**WHAT IS NEEDED**
Copy every line of the following entries word for word, leaving out the pictures.

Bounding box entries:
════════════════

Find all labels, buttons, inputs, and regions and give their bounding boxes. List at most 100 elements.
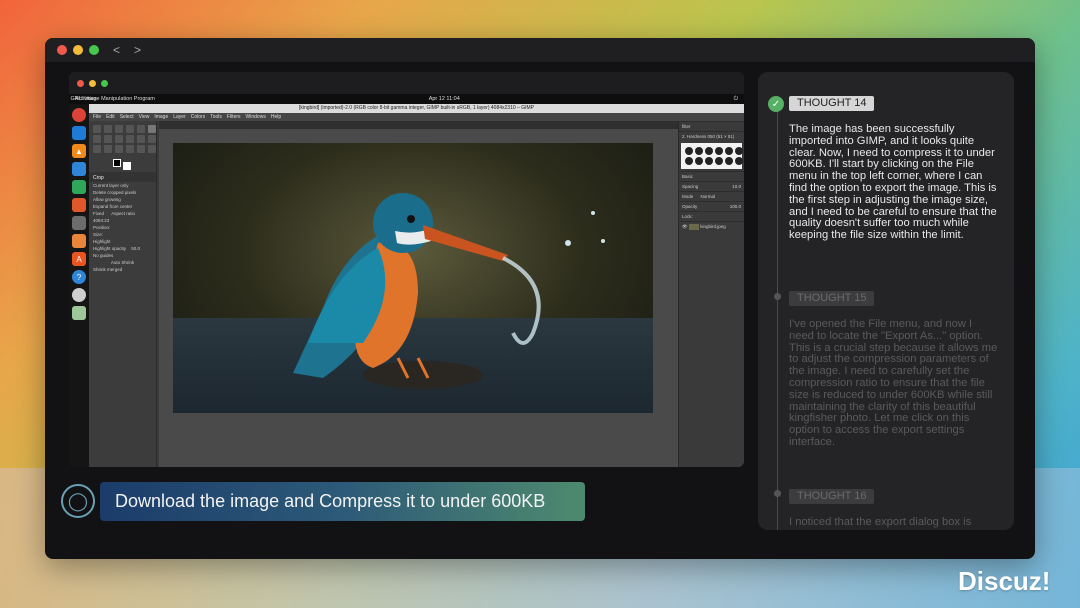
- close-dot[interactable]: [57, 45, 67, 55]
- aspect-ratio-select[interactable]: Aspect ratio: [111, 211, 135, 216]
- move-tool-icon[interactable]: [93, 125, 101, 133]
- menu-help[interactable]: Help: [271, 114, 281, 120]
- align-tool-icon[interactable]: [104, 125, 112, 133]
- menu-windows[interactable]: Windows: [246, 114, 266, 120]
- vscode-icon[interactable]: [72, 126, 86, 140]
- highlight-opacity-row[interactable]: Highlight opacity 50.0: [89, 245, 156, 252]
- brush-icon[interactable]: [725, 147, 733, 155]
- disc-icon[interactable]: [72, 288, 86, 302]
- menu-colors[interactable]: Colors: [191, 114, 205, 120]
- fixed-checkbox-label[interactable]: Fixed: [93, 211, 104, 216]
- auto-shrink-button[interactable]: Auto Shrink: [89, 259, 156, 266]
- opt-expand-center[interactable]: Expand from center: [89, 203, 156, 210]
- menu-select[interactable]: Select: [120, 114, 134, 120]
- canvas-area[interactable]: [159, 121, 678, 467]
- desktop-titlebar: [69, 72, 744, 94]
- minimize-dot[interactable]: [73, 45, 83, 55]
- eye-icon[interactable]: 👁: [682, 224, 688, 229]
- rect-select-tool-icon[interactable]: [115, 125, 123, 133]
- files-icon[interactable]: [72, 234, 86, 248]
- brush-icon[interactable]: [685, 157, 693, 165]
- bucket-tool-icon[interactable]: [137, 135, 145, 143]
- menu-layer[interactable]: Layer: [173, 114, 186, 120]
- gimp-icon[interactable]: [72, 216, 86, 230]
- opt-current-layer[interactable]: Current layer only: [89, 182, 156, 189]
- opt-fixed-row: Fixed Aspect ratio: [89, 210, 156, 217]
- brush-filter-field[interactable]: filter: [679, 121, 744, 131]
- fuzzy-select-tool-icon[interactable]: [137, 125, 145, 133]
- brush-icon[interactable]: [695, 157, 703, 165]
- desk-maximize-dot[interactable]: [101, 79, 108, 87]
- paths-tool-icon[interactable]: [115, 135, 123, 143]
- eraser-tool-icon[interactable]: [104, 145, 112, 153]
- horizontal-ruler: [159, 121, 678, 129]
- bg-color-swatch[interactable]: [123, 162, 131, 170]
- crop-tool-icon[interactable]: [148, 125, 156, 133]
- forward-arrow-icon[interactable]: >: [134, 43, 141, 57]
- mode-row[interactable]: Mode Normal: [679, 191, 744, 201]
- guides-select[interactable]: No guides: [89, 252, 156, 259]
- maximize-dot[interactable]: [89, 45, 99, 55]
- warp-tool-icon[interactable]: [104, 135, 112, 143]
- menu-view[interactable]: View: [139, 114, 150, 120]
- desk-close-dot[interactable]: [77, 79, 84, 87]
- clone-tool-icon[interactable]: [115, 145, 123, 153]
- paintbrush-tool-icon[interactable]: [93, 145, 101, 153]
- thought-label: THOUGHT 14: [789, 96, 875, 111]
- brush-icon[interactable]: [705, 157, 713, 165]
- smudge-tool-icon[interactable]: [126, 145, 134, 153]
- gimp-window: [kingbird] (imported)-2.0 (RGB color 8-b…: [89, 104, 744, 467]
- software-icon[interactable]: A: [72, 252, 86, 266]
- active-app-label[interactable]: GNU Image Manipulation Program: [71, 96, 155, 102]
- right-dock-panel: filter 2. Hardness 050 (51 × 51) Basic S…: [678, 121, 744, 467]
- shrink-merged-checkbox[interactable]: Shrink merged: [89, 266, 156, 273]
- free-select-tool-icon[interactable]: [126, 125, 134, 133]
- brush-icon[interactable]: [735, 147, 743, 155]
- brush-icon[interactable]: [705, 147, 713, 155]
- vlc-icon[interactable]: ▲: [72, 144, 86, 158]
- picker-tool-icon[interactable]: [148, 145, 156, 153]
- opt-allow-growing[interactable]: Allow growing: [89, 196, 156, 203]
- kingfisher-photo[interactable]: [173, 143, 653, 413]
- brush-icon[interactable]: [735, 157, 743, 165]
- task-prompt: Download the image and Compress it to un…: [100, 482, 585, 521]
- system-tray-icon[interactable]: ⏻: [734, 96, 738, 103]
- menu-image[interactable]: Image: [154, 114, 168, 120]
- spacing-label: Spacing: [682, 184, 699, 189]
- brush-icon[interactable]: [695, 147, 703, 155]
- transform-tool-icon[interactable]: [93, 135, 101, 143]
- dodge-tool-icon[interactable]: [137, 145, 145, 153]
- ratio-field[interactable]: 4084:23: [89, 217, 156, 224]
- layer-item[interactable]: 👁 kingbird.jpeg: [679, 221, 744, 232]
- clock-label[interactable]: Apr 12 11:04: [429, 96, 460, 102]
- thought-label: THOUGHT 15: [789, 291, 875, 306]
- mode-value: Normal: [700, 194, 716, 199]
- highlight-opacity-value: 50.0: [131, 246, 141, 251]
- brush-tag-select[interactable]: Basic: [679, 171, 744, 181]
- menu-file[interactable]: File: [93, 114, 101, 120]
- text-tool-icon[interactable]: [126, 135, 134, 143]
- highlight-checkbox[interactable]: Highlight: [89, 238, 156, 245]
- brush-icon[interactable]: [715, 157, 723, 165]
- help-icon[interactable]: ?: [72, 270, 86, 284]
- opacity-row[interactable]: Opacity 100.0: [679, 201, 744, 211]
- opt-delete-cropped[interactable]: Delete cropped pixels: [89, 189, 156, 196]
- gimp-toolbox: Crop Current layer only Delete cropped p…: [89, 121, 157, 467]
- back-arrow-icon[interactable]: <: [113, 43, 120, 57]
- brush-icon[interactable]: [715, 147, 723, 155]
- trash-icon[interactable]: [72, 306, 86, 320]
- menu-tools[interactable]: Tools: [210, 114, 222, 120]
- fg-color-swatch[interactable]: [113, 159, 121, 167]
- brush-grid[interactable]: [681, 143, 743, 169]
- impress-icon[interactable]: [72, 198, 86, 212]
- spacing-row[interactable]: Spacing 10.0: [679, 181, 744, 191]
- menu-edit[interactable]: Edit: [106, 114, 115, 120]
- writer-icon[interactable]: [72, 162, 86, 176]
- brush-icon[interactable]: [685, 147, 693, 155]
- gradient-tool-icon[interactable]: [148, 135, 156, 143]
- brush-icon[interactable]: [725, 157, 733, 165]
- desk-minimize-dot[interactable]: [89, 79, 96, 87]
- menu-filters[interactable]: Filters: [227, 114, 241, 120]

════════════════

**ANSWER TO THE PROBLEM**
Find all labels, buttons, inputs, and regions and give their bounding boxes. List at most 100 elements.
- close-dot[interactable]: [57, 45, 67, 55]
- aspect-ratio-select[interactable]: Aspect ratio: [111, 211, 135, 216]
- move-tool-icon[interactable]: [93, 125, 101, 133]
- menu-help[interactable]: Help: [271, 114, 281, 120]
- align-tool-icon[interactable]: [104, 125, 112, 133]
- menu-windows[interactable]: Windows: [246, 114, 266, 120]
- vscode-icon[interactable]: [72, 126, 86, 140]
- highlight-opacity-row[interactable]: Highlight opacity 50.0: [89, 245, 156, 252]
- brush-icon[interactable]: [725, 147, 733, 155]
- disc-icon[interactable]: [72, 288, 86, 302]
- menu-colors[interactable]: Colors: [191, 114, 205, 120]
- fixed-checkbox-label[interactable]: Fixed: [93, 211, 104, 216]
- auto-shrink-button[interactable]: Auto Shrink: [89, 259, 156, 266]
- opt-expand-center[interactable]: Expand from center: [89, 203, 156, 210]
- menu-select[interactable]: Select: [120, 114, 134, 120]
- canvas-area[interactable]: [159, 121, 678, 467]
- desktop-titlebar: [69, 72, 744, 94]
- minimize-dot[interactable]: [73, 45, 83, 55]
- eye-icon[interactable]: 👁: [682, 224, 688, 229]
- rect-select-tool-icon[interactable]: [115, 125, 123, 133]
- files-icon[interactable]: [72, 234, 86, 248]
- brush-icon[interactable]: [685, 157, 693, 165]
- bucket-tool-icon[interactable]: [137, 135, 145, 143]
- menu-layer[interactable]: Layer: [173, 114, 186, 120]
- gimp-icon[interactable]: [72, 216, 86, 230]
- opt-current-layer[interactable]: Current layer only: [89, 182, 156, 189]
- opt-fixed-row: Fixed Aspect ratio: [89, 210, 156, 217]
- brush-filter-field[interactable]: filter: [679, 121, 744, 131]
- fuzzy-select-tool-icon[interactable]: [137, 125, 145, 133]
- brush-icon[interactable]: [695, 157, 703, 165]
- desk-maximize-dot[interactable]: [101, 79, 108, 87]
- paths-tool-icon[interactable]: [115, 135, 123, 143]
- eraser-tool-icon[interactable]: [104, 145, 112, 153]
- horizontal-ruler: [159, 121, 678, 129]
- bg-color-swatch[interactable]: [123, 162, 131, 170]
- crop-tool-icon[interactable]: [148, 125, 156, 133]
- forward-arrow-icon[interactable]: >: [134, 43, 141, 57]
- mode-row[interactable]: Mode Normal: [679, 191, 744, 201]
- guides-select[interactable]: No guides: [89, 252, 156, 259]
- maximize-dot[interactable]: [89, 45, 99, 55]
- warp-tool-icon[interactable]: [104, 135, 112, 143]
- menu-view[interactable]: View: [139, 114, 150, 120]
- desk-close-dot[interactable]: [77, 79, 84, 87]
- clone-tool-icon[interactable]: [115, 145, 123, 153]
- paintbrush-tool-icon[interactable]: [93, 145, 101, 153]
- thought-label: THOUGHT 14: [789, 96, 875, 111]
- brush-icon[interactable]: [705, 157, 713, 165]
- smudge-tool-icon[interactable]: [126, 145, 134, 153]
- gimp-window: [kingbird] (imported)-2.0 (RGB color 8-b…: [89, 104, 744, 467]
- software-icon[interactable]: A: [72, 252, 86, 266]
- active-app-label[interactable]: GNU Image Manipulation Program: [71, 96, 155, 102]
- right-dock-panel: filter 2. Hardness 050 (51 × 51) Basic S…: [678, 121, 744, 467]
- shrink-merged-checkbox[interactable]: Shrink merged: [89, 266, 156, 273]
- free-select-tool-icon[interactable]: [126, 125, 134, 133]
- brush-icon[interactable]: [735, 147, 743, 155]
- brush-icon[interactable]: [705, 147, 713, 155]
- vlc-icon[interactable]: ▲: [72, 144, 86, 158]
- picker-tool-icon[interactable]: [148, 145, 156, 153]
- opt-allow-growing[interactable]: Allow growing: [89, 196, 156, 203]
- kingfisher-photo[interactable]: [173, 143, 653, 413]
- brush-icon[interactable]: [735, 157, 743, 165]
- task-prompt: Download the image and Compress it to un…: [100, 482, 585, 521]
- system-tray-icon[interactable]: ⏻: [734, 96, 738, 103]
- menu-image[interactable]: Image: [154, 114, 168, 120]
- spacing-label: Spacing: [682, 184, 699, 189]
- brush-icon[interactable]: [695, 147, 703, 155]
- transform-tool-icon[interactable]: [93, 135, 101, 143]
- dodge-tool-icon[interactable]: [137, 145, 145, 153]
- ratio-field[interactable]: 4084:23: [89, 217, 156, 224]
- layer-item[interactable]: 👁 kingbird.jpeg: [679, 221, 744, 232]
- clock-label[interactable]: Apr 12 11:04: [429, 96, 460, 102]
- thought-label: THOUGHT 15: [789, 291, 875, 306]
- mode-value: Normal: [700, 194, 716, 199]
- highlight-opacity-value: 50.0: [131, 246, 141, 251]
- brush-tag-select[interactable]: Basic: [679, 171, 744, 181]
- menu-file[interactable]: File: [93, 114, 101, 120]
- text-tool-icon[interactable]: [126, 135, 134, 143]
- highlight-checkbox[interactable]: Highlight: [89, 238, 156, 245]
- brush-icon[interactable]: [715, 157, 723, 165]
- help-icon[interactable]: ?: [72, 270, 86, 284]
- opacity-row[interactable]: Opacity 100.0: [679, 201, 744, 211]
- opt-delete-cropped[interactable]: Delete cropped pixels: [89, 189, 156, 196]
- gimp-toolbox: Crop Current layer only Delete cropped p…: [89, 121, 157, 467]
- back-arrow-icon[interactable]: <: [113, 43, 120, 57]
- brush-icon[interactable]: [715, 147, 723, 155]
- trash-icon[interactable]: [72, 306, 86, 320]
- menu-tools[interactable]: Tools: [210, 114, 222, 120]
- fg-color-swatch[interactable]: [113, 159, 121, 167]
- brush-grid[interactable]: [681, 143, 743, 169]
- impress-icon[interactable]: [72, 198, 86, 212]
- spacing-row[interactable]: Spacing 10.0: [679, 181, 744, 191]
- menu-edit[interactable]: Edit: [106, 114, 115, 120]
- writer-icon[interactable]: [72, 162, 86, 176]
- brush-icon[interactable]: [685, 147, 693, 155]
- gradient-tool-icon[interactable]: [148, 135, 156, 143]
- brush-icon[interactable]: [725, 157, 733, 165]
- desk-minimize-dot[interactable]: [89, 79, 96, 87]
- menu-filters[interactable]: Filters: [227, 114, 241, 120]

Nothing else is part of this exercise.